**YOUR OBJECTIVE:**
Your task is to repeat all of the data exactly while excluding the pictures.

**INPUT:**

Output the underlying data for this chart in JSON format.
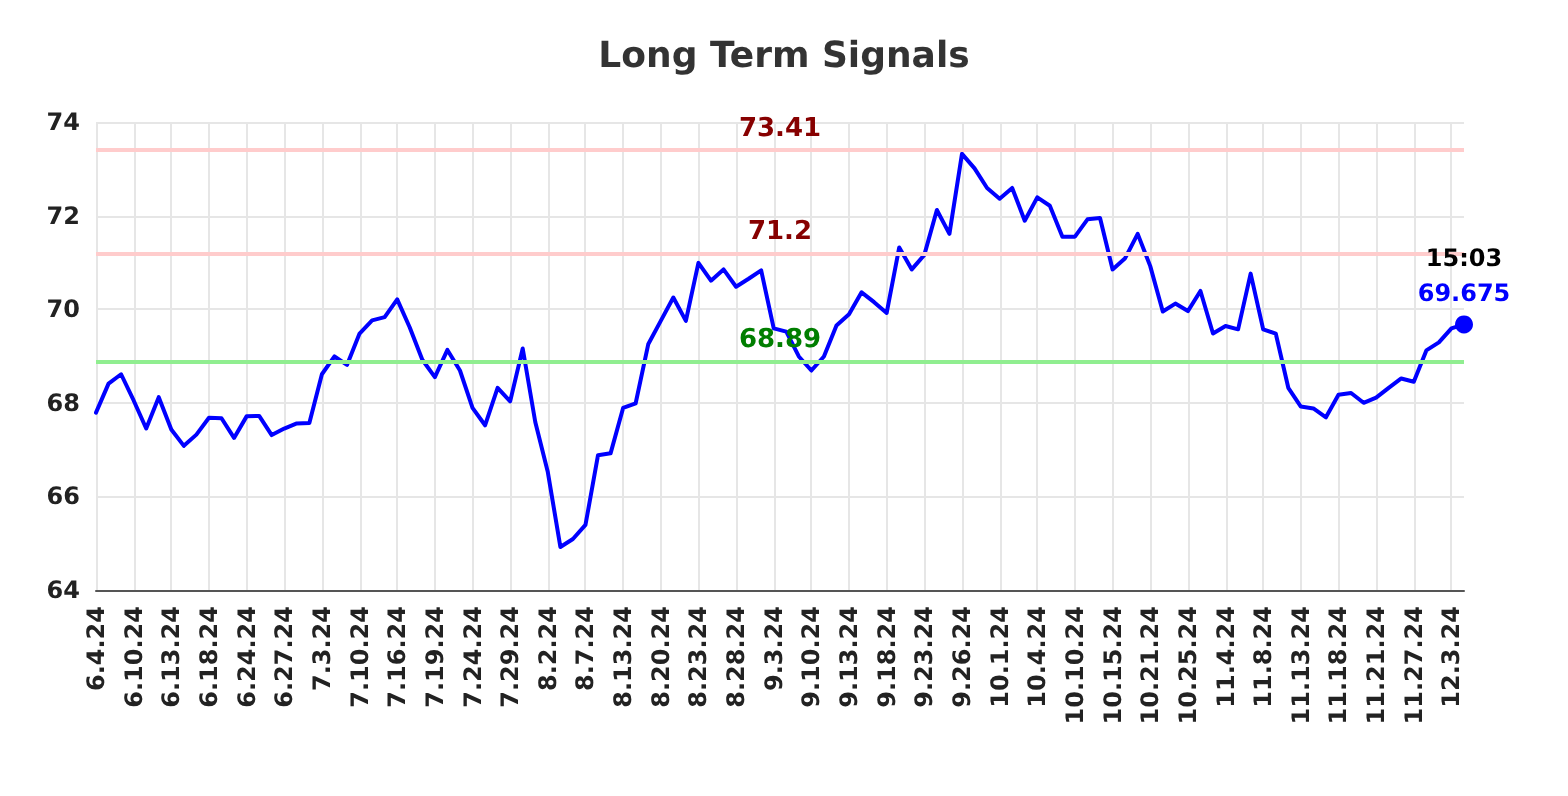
{
  "chart_data": {
    "type": "line",
    "title": "Long Term Signals",
    "categories": [
      "6.4.24",
      null,
      null,
      "6.10.24",
      null,
      null,
      "6.13.24",
      null,
      null,
      "6.18.24",
      null,
      null,
      "6.24.24",
      null,
      null,
      "6.27.24",
      null,
      null,
      "7.3.24",
      null,
      null,
      "7.10.24",
      null,
      null,
      "7.16.24",
      null,
      null,
      "7.19.24",
      null,
      null,
      "7.24.24",
      null,
      null,
      "7.29.24",
      null,
      null,
      "8.2.24",
      null,
      null,
      "8.7.24",
      null,
      null,
      "8.13.24",
      null,
      null,
      "8.20.24",
      null,
      null,
      "8.23.24",
      null,
      null,
      "8.28.24",
      null,
      null,
      "9.3.24",
      null,
      null,
      "9.10.24",
      null,
      null,
      "9.13.24",
      null,
      null,
      "9.18.24",
      null,
      null,
      "9.23.24",
      null,
      null,
      "9.26.24",
      null,
      null,
      "10.1.24",
      null,
      null,
      "10.4.24",
      null,
      null,
      "10.10.24",
      null,
      null,
      "10.15.24",
      null,
      null,
      "10.21.24",
      null,
      null,
      "10.25.24",
      null,
      null,
      "11.4.24",
      null,
      null,
      "11.8.24",
      null,
      null,
      "11.13.24",
      null,
      null,
      "11.18.24",
      null,
      null,
      "11.21.24",
      null,
      null,
      "11.27.24",
      null,
      null,
      "12.3.24",
      null
    ],
    "series": [
      {
        "color": "#0000ff",
        "values": [
          67.79,
          68.41,
          68.61,
          68.05,
          67.45,
          68.12,
          67.43,
          67.08,
          67.32,
          67.68,
          67.67,
          67.25,
          67.71,
          67.72,
          67.31,
          67.45,
          67.56,
          67.57,
          68.61,
          68.99,
          68.81,
          69.48,
          69.76,
          69.83,
          70.21,
          69.61,
          68.92,
          68.55,
          69.13,
          68.69,
          67.89,
          67.52,
          68.32,
          68.03,
          69.16,
          67.59,
          66.52,
          64.92,
          65.09,
          65.39,
          66.88,
          66.92,
          67.89,
          67.99,
          69.25,
          69.75,
          70.25,
          69.75,
          70.99,
          70.61,
          70.85,
          70.48,
          70.65,
          70.83,
          69.59,
          69.52,
          68.99,
          68.69,
          68.99,
          69.65,
          69.89,
          70.36,
          70.15,
          69.92,
          71.32,
          70.85,
          71.16,
          72.12,
          71.61,
          73.32,
          73.01,
          72.59,
          72.36,
          72.59,
          71.89,
          72.39,
          72.21,
          71.55,
          71.55,
          71.92,
          71.95,
          70.85,
          71.09,
          71.61,
          70.92,
          69.95,
          70.12,
          69.96,
          70.39,
          69.48,
          69.64,
          69.57,
          70.76,
          69.57,
          69.48,
          68.32,
          67.92,
          67.88,
          67.69,
          68.17,
          68.21,
          68.0,
          68.11,
          68.32,
          68.52,
          68.45,
          69.12,
          69.29,
          69.59,
          69.675
        ],
        "value_labels": [
          null,
          null,
          null,
          null,
          null,
          null,
          null,
          null,
          null,
          null,
          null,
          null,
          null,
          null,
          null,
          null,
          null,
          null,
          null,
          null,
          null,
          null,
          null,
          null,
          null,
          null,
          null,
          null,
          null,
          null,
          null,
          null,
          null,
          null,
          null,
          null,
          null,
          null,
          null,
          null,
          null,
          null,
          null,
          null,
          null,
          null,
          null,
          null,
          null,
          null,
          null,
          null,
          null,
          null,
          null,
          null,
          null,
          null,
          null,
          null,
          null,
          null,
          null,
          null,
          null,
          null,
          null,
          null,
          null,
          null,
          null,
          null,
          null,
          null,
          null,
          null,
          null,
          null,
          null,
          null,
          null,
          null,
          null,
          null,
          null,
          null,
          null,
          null,
          null,
          null,
          null,
          null,
          null,
          null,
          null,
          null,
          null,
          null,
          null,
          null,
          null,
          null,
          null,
          null,
          null,
          null,
          null,
          null,
          null,
          "69.675"
        ]
      }
    ],
    "ylim": [
      64,
      74
    ],
    "yticks": [
      64,
      66,
      68,
      70,
      72,
      74
    ],
    "grid": true,
    "marker": "none",
    "line_style": "solid",
    "ref_lines": [
      {
        "axis": "y",
        "value": 73.41,
        "label": "73.41",
        "color": "#ffcccc"
      },
      {
        "axis": "y",
        "value": 71.2,
        "label": "71.2",
        "color": "#ffcccc"
      },
      {
        "axis": "y",
        "value": 68.89,
        "label": "68.89",
        "color": "#90ee90"
      }
    ],
    "annotations": [
      {
        "text": "15:03",
        "y": 69.675
      }
    ]
  }
}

**RESULT OF THIS EXERCISE:**
Output the underlying data for this chart in JSON format.
{
  "chart_data": {
    "type": "line",
    "title": "Long Term Signals",
    "categories": [
      "6.4.24",
      null,
      null,
      "6.10.24",
      null,
      null,
      "6.13.24",
      null,
      null,
      "6.18.24",
      null,
      null,
      "6.24.24",
      null,
      null,
      "6.27.24",
      null,
      null,
      "7.3.24",
      null,
      null,
      "7.10.24",
      null,
      null,
      "7.16.24",
      null,
      null,
      "7.19.24",
      null,
      null,
      "7.24.24",
      null,
      null,
      "7.29.24",
      null,
      null,
      "8.2.24",
      null,
      null,
      "8.7.24",
      null,
      null,
      "8.13.24",
      null,
      null,
      "8.20.24",
      null,
      null,
      "8.23.24",
      null,
      null,
      "8.28.24",
      null,
      null,
      "9.3.24",
      null,
      null,
      "9.10.24",
      null,
      null,
      "9.13.24",
      null,
      null,
      "9.18.24",
      null,
      null,
      "9.23.24",
      null,
      null,
      "9.26.24",
      null,
      null,
      "10.1.24",
      null,
      null,
      "10.4.24",
      null,
      null,
      "10.10.24",
      null,
      null,
      "10.15.24",
      null,
      null,
      "10.21.24",
      null,
      null,
      "10.25.24",
      null,
      null,
      "11.4.24",
      null,
      null,
      "11.8.24",
      null,
      null,
      "11.13.24",
      null,
      null,
      "11.18.24",
      null,
      null,
      "11.21.24",
      null,
      null,
      "11.27.24",
      null,
      null,
      "12.3.24",
      null
    ],
    "series": [
      {
        "color": "#0000ff",
        "values": [
          67.79,
          68.41,
          68.61,
          68.05,
          67.45,
          68.12,
          67.43,
          67.08,
          67.32,
          67.68,
          67.67,
          67.25,
          67.71,
          67.72,
          67.31,
          67.45,
          67.56,
          67.57,
          68.61,
          68.99,
          68.81,
          69.48,
          69.76,
          69.83,
          70.21,
          69.61,
          68.92,
          68.55,
          69.13,
          68.69,
          67.89,
          67.52,
          68.32,
          68.03,
          69.16,
          67.59,
          66.52,
          64.92,
          65.09,
          65.39,
          66.88,
          66.92,
          67.89,
          67.99,
          69.25,
          69.75,
          70.25,
          69.75,
          70.99,
          70.61,
          70.85,
          70.48,
          70.65,
          70.83,
          69.59,
          69.52,
          68.99,
          68.69,
          68.99,
          69.65,
          69.89,
          70.36,
          70.15,
          69.92,
          71.32,
          70.85,
          71.16,
          72.12,
          71.61,
          73.32,
          73.01,
          72.59,
          72.36,
          72.59,
          71.89,
          72.39,
          72.21,
          71.55,
          71.55,
          71.92,
          71.95,
          70.85,
          71.09,
          71.61,
          70.92,
          69.95,
          70.12,
          69.96,
          70.39,
          69.48,
          69.64,
          69.57,
          70.76,
          69.57,
          69.48,
          68.32,
          67.92,
          67.88,
          67.69,
          68.17,
          68.21,
          68.0,
          68.11,
          68.32,
          68.52,
          68.45,
          69.12,
          69.29,
          69.59,
          69.675
        ],
        "value_labels": [
          null,
          null,
          null,
          null,
          null,
          null,
          null,
          null,
          null,
          null,
          null,
          null,
          null,
          null,
          null,
          null,
          null,
          null,
          null,
          null,
          null,
          null,
          null,
          null,
          null,
          null,
          null,
          null,
          null,
          null,
          null,
          null,
          null,
          null,
          null,
          null,
          null,
          null,
          null,
          null,
          null,
          null,
          null,
          null,
          null,
          null,
          null,
          null,
          null,
          null,
          null,
          null,
          null,
          null,
          null,
          null,
          null,
          null,
          null,
          null,
          null,
          null,
          null,
          null,
          null,
          null,
          null,
          null,
          null,
          null,
          null,
          null,
          null,
          null,
          null,
          null,
          null,
          null,
          null,
          null,
          null,
          null,
          null,
          null,
          null,
          null,
          null,
          null,
          null,
          null,
          null,
          null,
          null,
          null,
          null,
          null,
          null,
          null,
          null,
          null,
          null,
          null,
          null,
          null,
          null,
          null,
          null,
          null,
          null,
          "69.675"
        ]
      }
    ],
    "ylim": [
      64,
      74
    ],
    "yticks": [
      64,
      66,
      68,
      70,
      72,
      74
    ],
    "grid": true,
    "marker": "none",
    "line_style": "solid",
    "ref_lines": [
      {
        "axis": "y",
        "value": 73.41,
        "label": "73.41",
        "color": "#ffcccc"
      },
      {
        "axis": "y",
        "value": 71.2,
        "label": "71.2",
        "color": "#ffcccc"
      },
      {
        "axis": "y",
        "value": 68.89,
        "label": "68.89",
        "color": "#90ee90"
      }
    ],
    "annotations": [
      {
        "text": "15:03",
        "y": 69.675
      }
    ]
  }
}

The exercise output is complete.